What you will do: Repeat, exactly and completely, the entries shown underneath.

Data extract:
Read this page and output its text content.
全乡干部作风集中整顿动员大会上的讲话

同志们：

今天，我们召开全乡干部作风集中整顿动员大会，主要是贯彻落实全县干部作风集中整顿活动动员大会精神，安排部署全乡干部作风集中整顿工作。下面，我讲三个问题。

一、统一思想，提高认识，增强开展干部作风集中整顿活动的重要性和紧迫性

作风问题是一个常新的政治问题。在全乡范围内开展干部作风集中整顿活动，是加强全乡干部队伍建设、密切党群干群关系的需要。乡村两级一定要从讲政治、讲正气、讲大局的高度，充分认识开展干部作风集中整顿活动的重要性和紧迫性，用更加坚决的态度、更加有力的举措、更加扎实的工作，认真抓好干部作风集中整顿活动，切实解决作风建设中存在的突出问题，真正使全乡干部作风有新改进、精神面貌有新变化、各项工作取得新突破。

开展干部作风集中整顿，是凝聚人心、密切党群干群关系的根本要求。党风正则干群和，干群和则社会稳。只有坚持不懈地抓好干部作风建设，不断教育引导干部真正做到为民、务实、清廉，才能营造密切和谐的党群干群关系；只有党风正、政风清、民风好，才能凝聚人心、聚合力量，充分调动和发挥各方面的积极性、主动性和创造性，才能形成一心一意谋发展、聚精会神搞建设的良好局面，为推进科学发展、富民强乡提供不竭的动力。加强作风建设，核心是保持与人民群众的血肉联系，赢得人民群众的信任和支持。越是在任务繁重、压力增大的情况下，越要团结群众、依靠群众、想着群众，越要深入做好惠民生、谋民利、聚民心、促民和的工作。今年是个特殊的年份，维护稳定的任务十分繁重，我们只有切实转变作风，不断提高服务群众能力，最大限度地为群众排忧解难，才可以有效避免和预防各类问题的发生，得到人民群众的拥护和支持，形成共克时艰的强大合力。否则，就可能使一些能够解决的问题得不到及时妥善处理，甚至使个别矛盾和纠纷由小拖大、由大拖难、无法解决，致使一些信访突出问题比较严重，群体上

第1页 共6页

Response for this exercise:
Read this page and output its text content.
全乡干部作风集中整顿动员大会上的讲话

同志们：

今天，我们召开全乡干部作风集中整顿动员大会，主要是贯彻落实全县干部作风集中整顿活动动员大会精神，安排部署全乡干部作风集中整顿工作。下面，我讲三个问题。

一、统一思想，提高认识，增强开展干部作风集中整顿活动的重要性和紧迫性

作风问题是一个常新的政治问题。在全乡范围内开展干部作风集中整顿活动，是加强全乡干部队伍建设、密切党群干群关系的需要。乡村两级一定要从讲政治、讲正气、讲大局的高度，充分认识开展干部作风集中整顿活动的重要性和紧迫性，用更加坚决的态度、更加有力的举措、更加扎实的工作，认真抓好干部作风集中整顿活动，切实解决作风建设中存在的突出问题，真正使全乡干部作风有新改进、精神面貌有新变化、各项工作取得新突破。

开展干部作风集中整顿，是凝聚人心、密切党群干群关系的根本要求。党风正则干群和，干群和则社会稳。只有坚持不懈地抓好干部作风建设，不断教育引导干部真正做到为民、务实、清廉，才能营造密切和谐的党群干群关系；只有党风正、政风清、民风好，才能凝聚人心、聚合力量，充分调动和发挥各方面的积极性、主动性和创造性，才能形成一心一意谋发展、聚精会神搞建设的良好局面，为推进科学发展、富民强乡提供不竭的动力。加强作风建设，核心是保持与人民群众的血肉联系，赢得人民群众的信任和支持。越是在任务繁重、压力增大的情况下，越要团结群众、依靠群众、想着群众，越要深入做好惠民生、谋民利、聚民心、促民和的工作。今年是个特殊的年份，维护稳定的任务十分繁重，我们只有切实转变作风，不断提高服务群众能力，最大限度地为群众排忧解难，才可以有效避免和预防各类问题的发生，得到人民群众的拥护和支持，形成共克时艰的强大合力。否则，就可能使一些能够解决的问题得不到及时妥善处理，甚至使个别矛盾和纠纷由小拖大、由大拖难、无法解决，致使一些信访突出问题比较严重，群体上

第1页 共6页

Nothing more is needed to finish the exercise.